------ Input data

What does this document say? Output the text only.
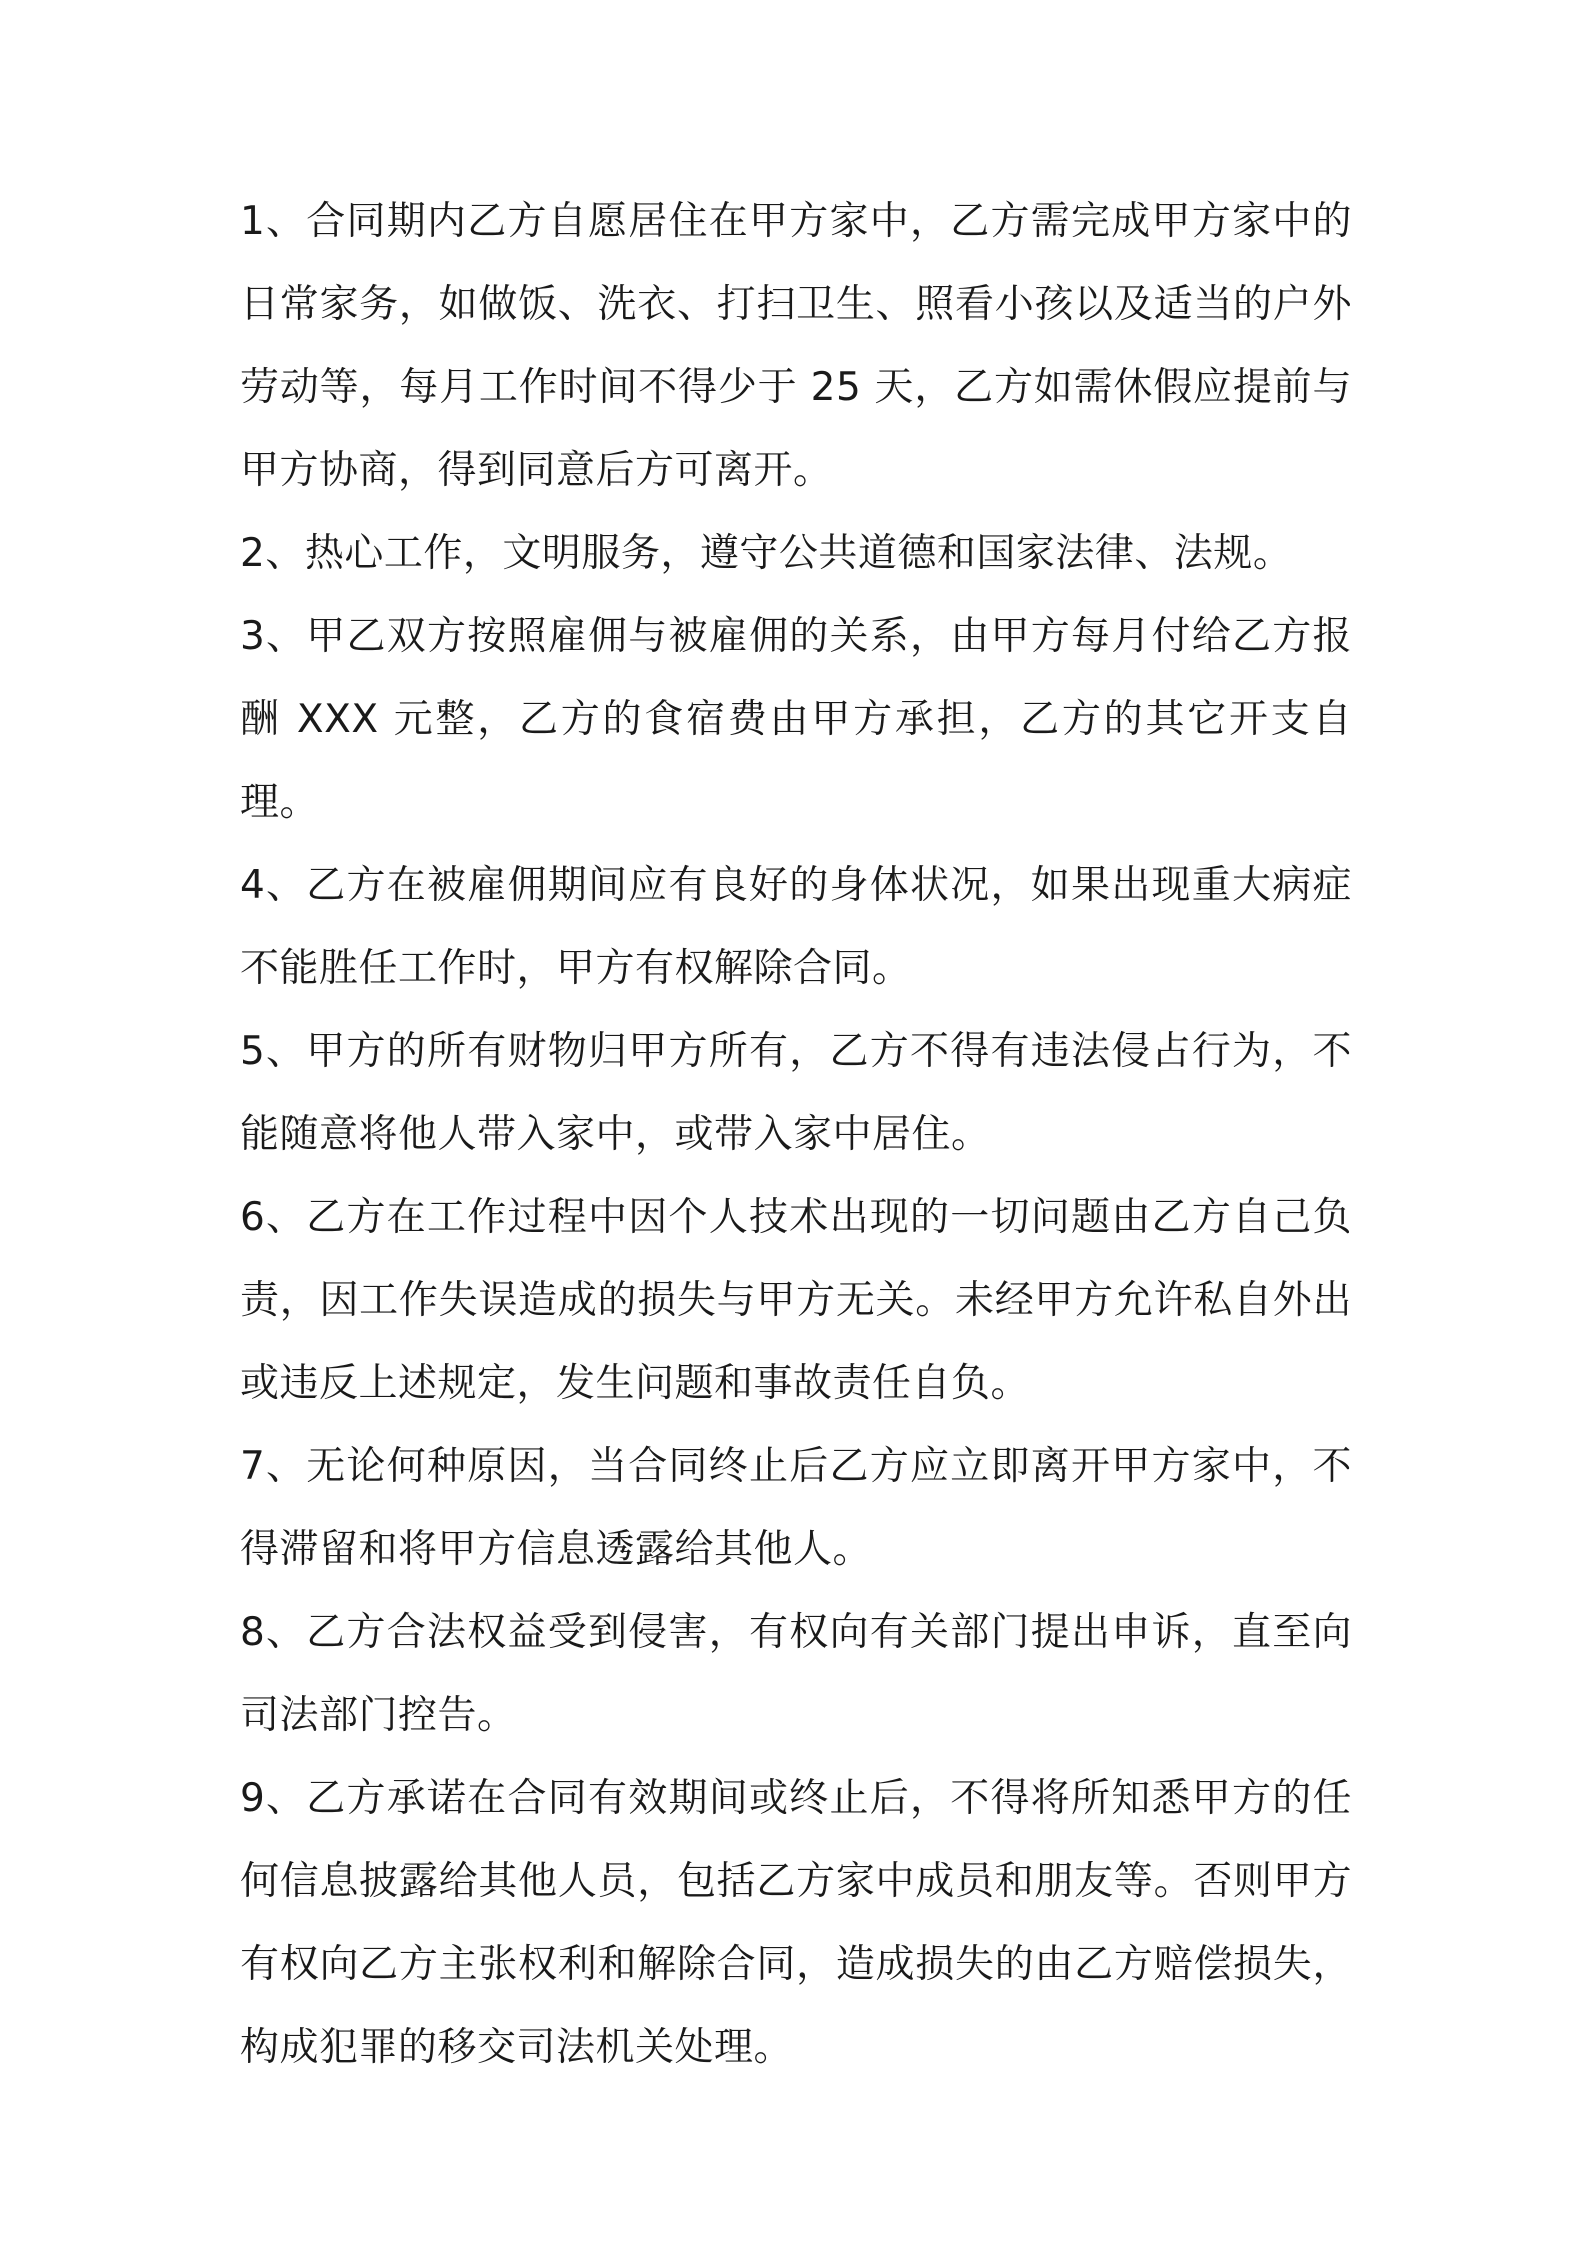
1、合同期内乙方自愿居住在甲方家中，乙方需完成甲方家中的日常家务，如做饭、洗衣、打扫卫生、照看小孩以及适当的户外劳动等，每月工作时间不得少于 25 天，乙方如需休假应提前与甲方协商，得到同意后方可离开。

2、热心工作，文明服务，遵守公共道德和国家法律、法规。

3、甲乙双方按照雇佣与被雇佣的关系，由甲方每月付给乙方报酬 XXX 元整，乙方的食宿费由甲方承担，乙方的其它开支自理。

4、乙方在被雇佣期间应有良好的身体状况，如果出现重大病症不能胜任工作时，甲方有权解除合同。

5、甲方的所有财物归甲方所有，乙方不得有违法侵占行为，不能随意将他人带入家中，或带入家中居住。

6、乙方在工作过程中因个人技术出现的一切问题由乙方自己负责，因工作失误造成的损失与甲方无关。未经甲方允许私自外出或违反上述规定，发生问题和事故责任自负。

7、无论何种原因，当合同终止后乙方应立即离开甲方家中，不得滞留和将甲方信息透露给其他人。

8、乙方合法权益受到侵害，有权向有关部门提出申诉，直至向司法部门控告。

9、乙方承诺在合同有效期间或终止后，不得将所知悉甲方的任何信息披露给其他人员，包括乙方家中成员和朋友等。否则甲方有权向乙方主张权利和解除合同，造成损失的由乙方赔偿损失，构成犯罪的移交司法机关处理。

------------

## Exercise aim
Using the records above, output their complete text exactly, minus any images.

## Written response
What does this document say? Output the text only.
1、合同期内乙方自愿居住在甲方家中，乙方需完成甲方家中的日常家务，如做饭、洗衣、打扫卫生、照看小孩以及适当的户外劳动等，每月工作时间不得少于 25 天，乙方如需休假应提前与甲方协商，得到同意后方可离开。

2、热心工作，文明服务，遵守公共道德和国家法律、法规。

3、甲乙双方按照雇佣与被雇佣的关系，由甲方每月付给乙方报酬 XXX 元整，乙方的食宿费由甲方承担，乙方的其它开支自理。

4、乙方在被雇佣期间应有良好的身体状况，如果出现重大病症不能胜任工作时，甲方有权解除合同。

5、甲方的所有财物归甲方所有，乙方不得有违法侵占行为，不能随意将他人带入家中，或带入家中居住。

6、乙方在工作过程中因个人技术出现的一切问题由乙方自己负责，因工作失误造成的损失与甲方无关。未经甲方允许私自外出或违反上述规定，发生问题和事故责任自负。

7、无论何种原因，当合同终止后乙方应立即离开甲方家中，不得滞留和将甲方信息透露给其他人。

8、乙方合法权益受到侵害，有权向有关部门提出申诉，直至向司法部门控告。

9、乙方承诺在合同有效期间或终止后，不得将所知悉甲方的任何信息披露给其他人员，包括乙方家中成员和朋友等。否则甲方有权向乙方主张权利和解除合同，造成损失的由乙方赔偿损失，构成犯罪的移交司法机关处理。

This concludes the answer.